[Begin RECORDS PROVIDED]

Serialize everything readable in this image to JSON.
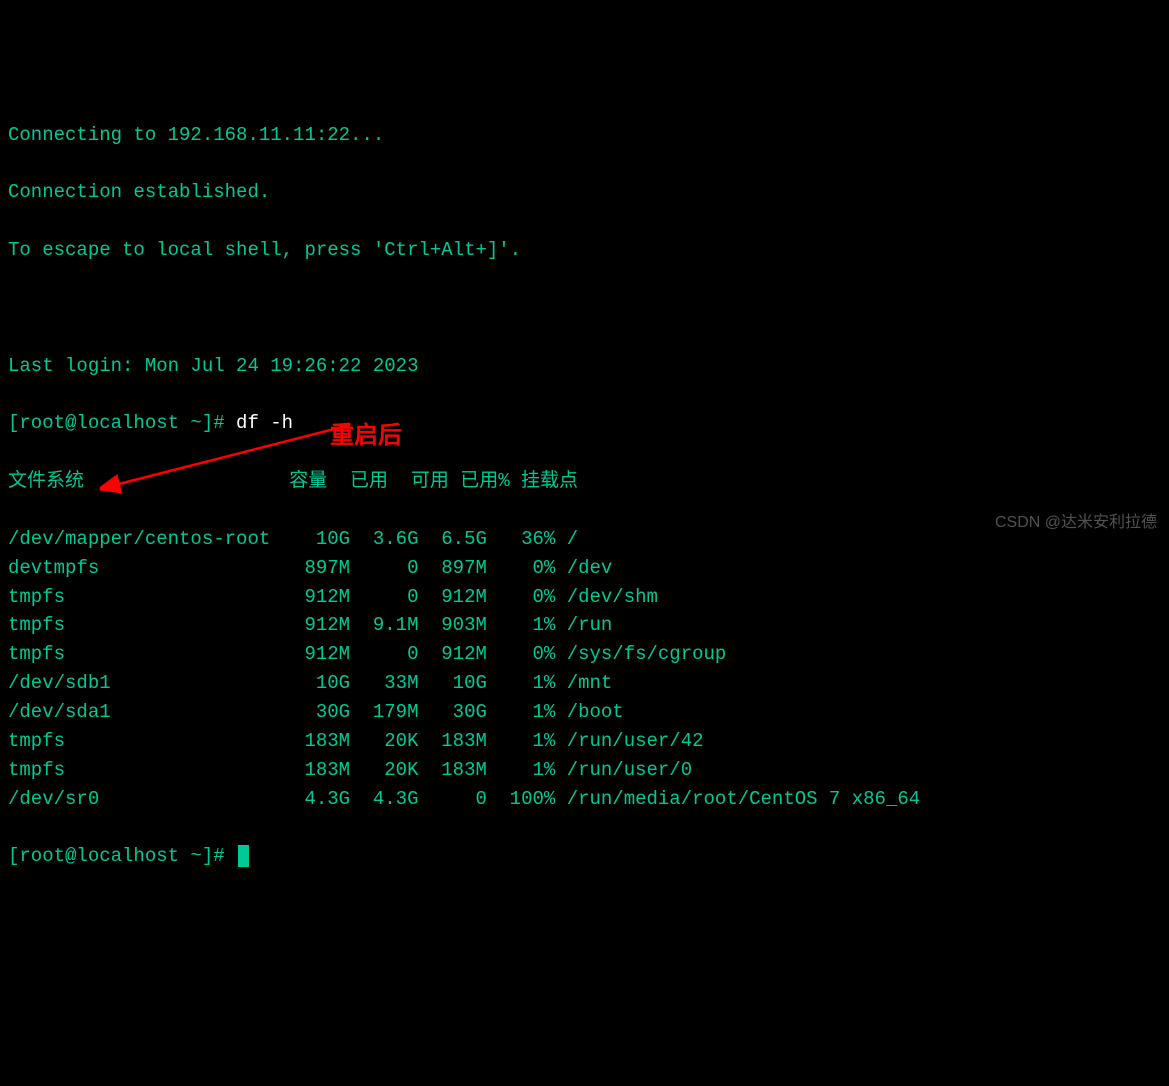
{
  "connection": {
    "line1": "Connecting to 192.168.11.11:22...",
    "line2": "Connection established.",
    "line3": "To escape to local shell, press 'Ctrl+Alt+]'."
  },
  "last_login": "Last login: Mon Jul 24 19:26:22 2023",
  "prompt1": {
    "full": "[root@localhost ~]# ",
    "command": "df -h"
  },
  "prompt2": {
    "full": "[root@localhost ~]# "
  },
  "df": {
    "header": {
      "filesystem": "文件系统",
      "size": "容量",
      "used": "已用",
      "avail": "可用",
      "usepct": "已用%",
      "mounted": "挂载点"
    },
    "rows": [
      {
        "fs": "/dev/mapper/centos-root",
        "size": "10G",
        "used": "3.6G",
        "avail": "6.5G",
        "pct": "36%",
        "mnt": "/"
      },
      {
        "fs": "devtmpfs",
        "size": "897M",
        "used": "0",
        "avail": "897M",
        "pct": "0%",
        "mnt": "/dev"
      },
      {
        "fs": "tmpfs",
        "size": "912M",
        "used": "0",
        "avail": "912M",
        "pct": "0%",
        "mnt": "/dev/shm"
      },
      {
        "fs": "tmpfs",
        "size": "912M",
        "used": "9.1M",
        "avail": "903M",
        "pct": "1%",
        "mnt": "/run"
      },
      {
        "fs": "tmpfs",
        "size": "912M",
        "used": "0",
        "avail": "912M",
        "pct": "0%",
        "mnt": "/sys/fs/cgroup"
      },
      {
        "fs": "/dev/sdb1",
        "size": "10G",
        "used": "33M",
        "avail": "10G",
        "pct": "1%",
        "mnt": "/mnt"
      },
      {
        "fs": "/dev/sda1",
        "size": "30G",
        "used": "179M",
        "avail": "30G",
        "pct": "1%",
        "mnt": "/boot"
      },
      {
        "fs": "tmpfs",
        "size": "183M",
        "used": "20K",
        "avail": "183M",
        "pct": "1%",
        "mnt": "/run/user/42"
      },
      {
        "fs": "tmpfs",
        "size": "183M",
        "used": "20K",
        "avail": "183M",
        "pct": "1%",
        "mnt": "/run/user/0"
      },
      {
        "fs": "/dev/sr0",
        "size": "4.3G",
        "used": "4.3G",
        "avail": "0",
        "pct": "100%",
        "mnt": "/run/media/root/CentOS 7 x86_64"
      }
    ]
  },
  "annotation": "重启后",
  "watermark": "CSDN @达米安利拉德"
}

[End RECORDS PROVIDED]

*EXERCISE GOAL*
Your task is to copy the entries in full and exactly, without any images.

*FULL RESPONSE*
Serialize everything readable in this image to JSON.
{
  "connection": {
    "line1": "Connecting to 192.168.11.11:22...",
    "line2": "Connection established.",
    "line3": "To escape to local shell, press 'Ctrl+Alt+]'."
  },
  "last_login": "Last login: Mon Jul 24 19:26:22 2023",
  "prompt1": {
    "full": "[root@localhost ~]# ",
    "command": "df -h"
  },
  "prompt2": {
    "full": "[root@localhost ~]# "
  },
  "df": {
    "header": {
      "filesystem": "文件系统",
      "size": "容量",
      "used": "已用",
      "avail": "可用",
      "usepct": "已用%",
      "mounted": "挂载点"
    },
    "rows": [
      {
        "fs": "/dev/mapper/centos-root",
        "size": "10G",
        "used": "3.6G",
        "avail": "6.5G",
        "pct": "36%",
        "mnt": "/"
      },
      {
        "fs": "devtmpfs",
        "size": "897M",
        "used": "0",
        "avail": "897M",
        "pct": "0%",
        "mnt": "/dev"
      },
      {
        "fs": "tmpfs",
        "size": "912M",
        "used": "0",
        "avail": "912M",
        "pct": "0%",
        "mnt": "/dev/shm"
      },
      {
        "fs": "tmpfs",
        "size": "912M",
        "used": "9.1M",
        "avail": "903M",
        "pct": "1%",
        "mnt": "/run"
      },
      {
        "fs": "tmpfs",
        "size": "912M",
        "used": "0",
        "avail": "912M",
        "pct": "0%",
        "mnt": "/sys/fs/cgroup"
      },
      {
        "fs": "/dev/sdb1",
        "size": "10G",
        "used": "33M",
        "avail": "10G",
        "pct": "1%",
        "mnt": "/mnt"
      },
      {
        "fs": "/dev/sda1",
        "size": "30G",
        "used": "179M",
        "avail": "30G",
        "pct": "1%",
        "mnt": "/boot"
      },
      {
        "fs": "tmpfs",
        "size": "183M",
        "used": "20K",
        "avail": "183M",
        "pct": "1%",
        "mnt": "/run/user/42"
      },
      {
        "fs": "tmpfs",
        "size": "183M",
        "used": "20K",
        "avail": "183M",
        "pct": "1%",
        "mnt": "/run/user/0"
      },
      {
        "fs": "/dev/sr0",
        "size": "4.3G",
        "used": "4.3G",
        "avail": "0",
        "pct": "100%",
        "mnt": "/run/media/root/CentOS 7 x86_64"
      }
    ]
  },
  "annotation": "重启后",
  "watermark": "CSDN @达米安利拉德"
}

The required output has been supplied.